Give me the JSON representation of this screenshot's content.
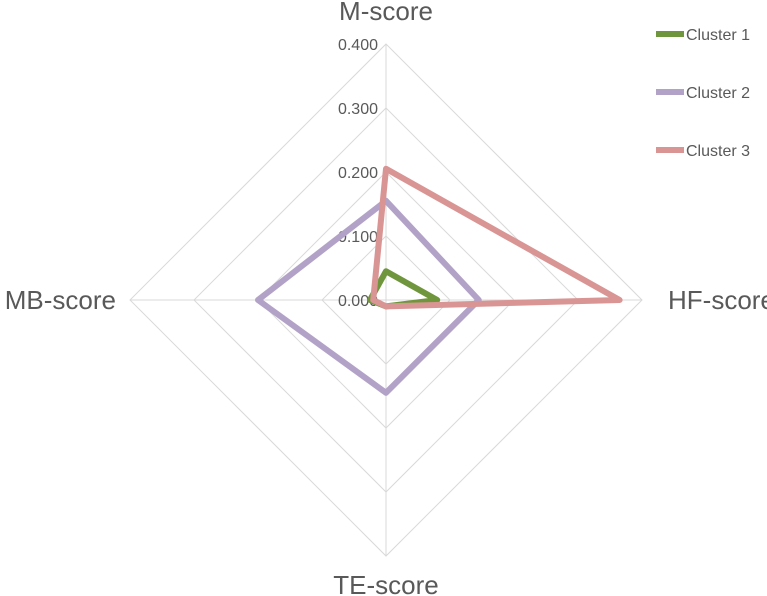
{
  "chart_data": {
    "type": "radar",
    "title": "",
    "axes": [
      "M-score",
      "HF-score",
      "TE-score",
      "MB-score"
    ],
    "rlim": [
      0,
      0.4
    ],
    "ticks": [
      "0.000",
      "0.100",
      "0.200",
      "0.300",
      "0.400"
    ],
    "tick_values": [
      0,
      0.1,
      0.2,
      0.3,
      0.4
    ],
    "grid": true,
    "legend_position": "top-right",
    "series": [
      {
        "name": "Cluster 1",
        "color": "#70963d",
        "values": [
          0.045,
          0.08,
          0.01,
          0.025
        ]
      },
      {
        "name": "Cluster 2",
        "color": "#b3a2c7",
        "values": [
          0.155,
          0.145,
          0.145,
          0.2
        ]
      },
      {
        "name": "Cluster 3",
        "color": "#d99594",
        "values": [
          0.205,
          0.365,
          0.01,
          0.02
        ]
      }
    ]
  }
}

**Written request:** Send back the data above word for word, with the pictures left out.

**Completed task:**
Give me the JSON representation of this screenshot's content.
{
  "chart_data": {
    "type": "radar",
    "title": "",
    "axes": [
      "M-score",
      "HF-score",
      "TE-score",
      "MB-score"
    ],
    "rlim": [
      0,
      0.4
    ],
    "ticks": [
      "0.000",
      "0.100",
      "0.200",
      "0.300",
      "0.400"
    ],
    "tick_values": [
      0,
      0.1,
      0.2,
      0.3,
      0.4
    ],
    "grid": true,
    "legend_position": "top-right",
    "series": [
      {
        "name": "Cluster 1",
        "color": "#70963d",
        "values": [
          0.045,
          0.08,
          0.01,
          0.025
        ]
      },
      {
        "name": "Cluster 2",
        "color": "#b3a2c7",
        "values": [
          0.155,
          0.145,
          0.145,
          0.2
        ]
      },
      {
        "name": "Cluster 3",
        "color": "#d99594",
        "values": [
          0.205,
          0.365,
          0.01,
          0.02
        ]
      }
    ]
  }
}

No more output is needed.